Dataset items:
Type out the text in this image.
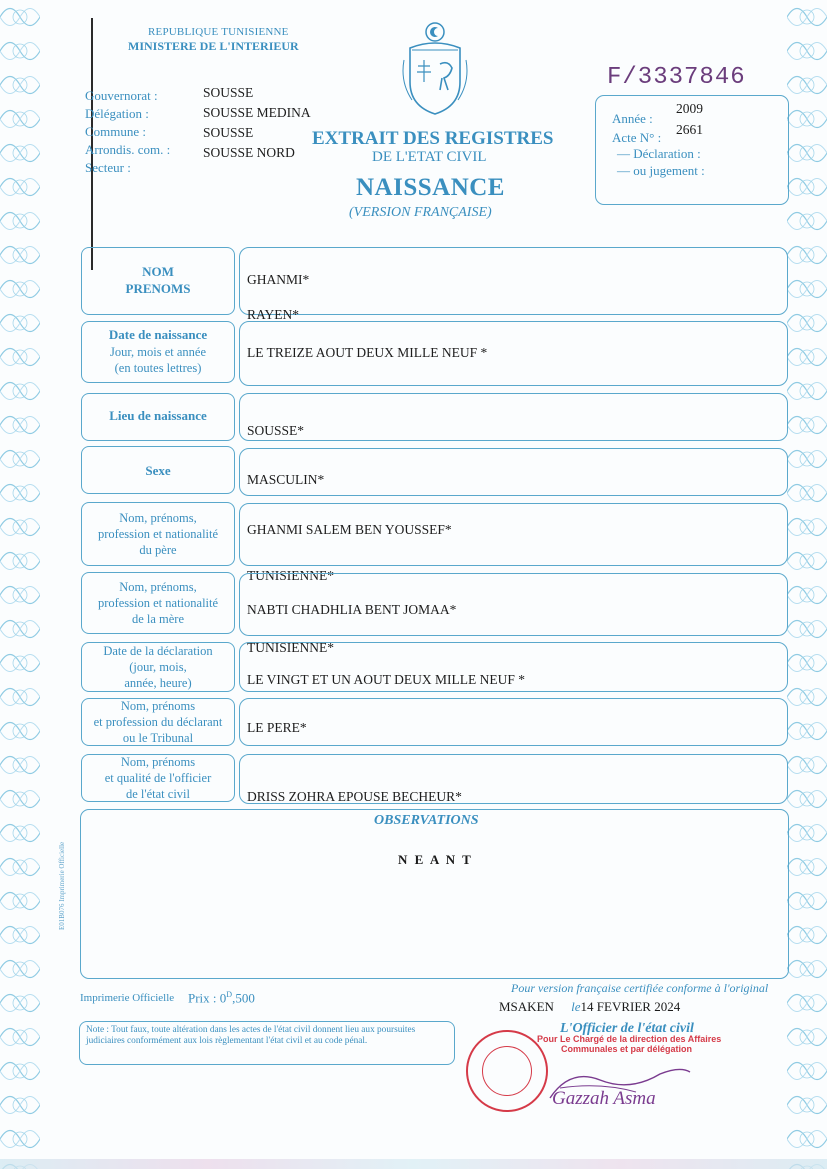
REPUBLIQUE TUNISIENNE
MINISTERE DE L'INTERIEUR
F/3337846
Gouvernorat :
Délégation :
Commune :
Arrondis. com. :
Secteur :
SOUSSE
SOUSSE MEDINA
SOUSSE
SOUSSE NORD
EXTRAIT DES REGISTRES
DE L'ETAT CIVIL
NAISSANCE
(VERSION FRANÇAISE)
Année :
2009
Acte N° :
2661
— Déclaration :
— ou jugement :
NOM
PRENOMS
GHANMI*
RAYEN*
Date de naissance
Jour, mois et année
(en toutes lettres)
LE TREIZE AOUT DEUX MILLE NEUF *
Lieu de naissance
SOUSSE*
Sexe
MASCULIN*
Nom, prénoms,
profession et nationalité
du père
GHANMI SALEM BEN YOUSSEF*
TUNISIENNE*
Nom, prénoms,
profession et nationalité
de la mère
NABTI CHADHLIA BENT JOMAA*
TUNISIENNE*
Date de la déclaration
(jour, mois,
année, heure)	LE VINGT ET UN AOUT DEUX MILLE NEUF *
Nom, prénoms
et profession du déclarant
ou le Tribunal
LE PERE*
Nom, prénoms
et qualité de l'officier
de l'état civil	DRISS ZOHRA EPOUSE BECHEUR*
OBSERVATIONS
N E A N T
E01B076 Imprimerie Officielle
Imprimerie Officielle Prix : $0^D,500$
Pour version française certifiée conforme à l'original
MSAKEN le14 FEVRIER 2024
L'Officier de l'état civil
Pour Le Chargé de la direction des Affaires
Communales et par délégation
Note : Tout faux, toute altération dans les actes de l'état civil donnent lieu aux poursuites judiciaires conformément aux lois règlementant l'état civil et au code pénal.
Gazzah Asma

### What you need to do
Count every line in the data where the string "Officielle" occurs. Give nothing except the number.

### Answer to this problem
2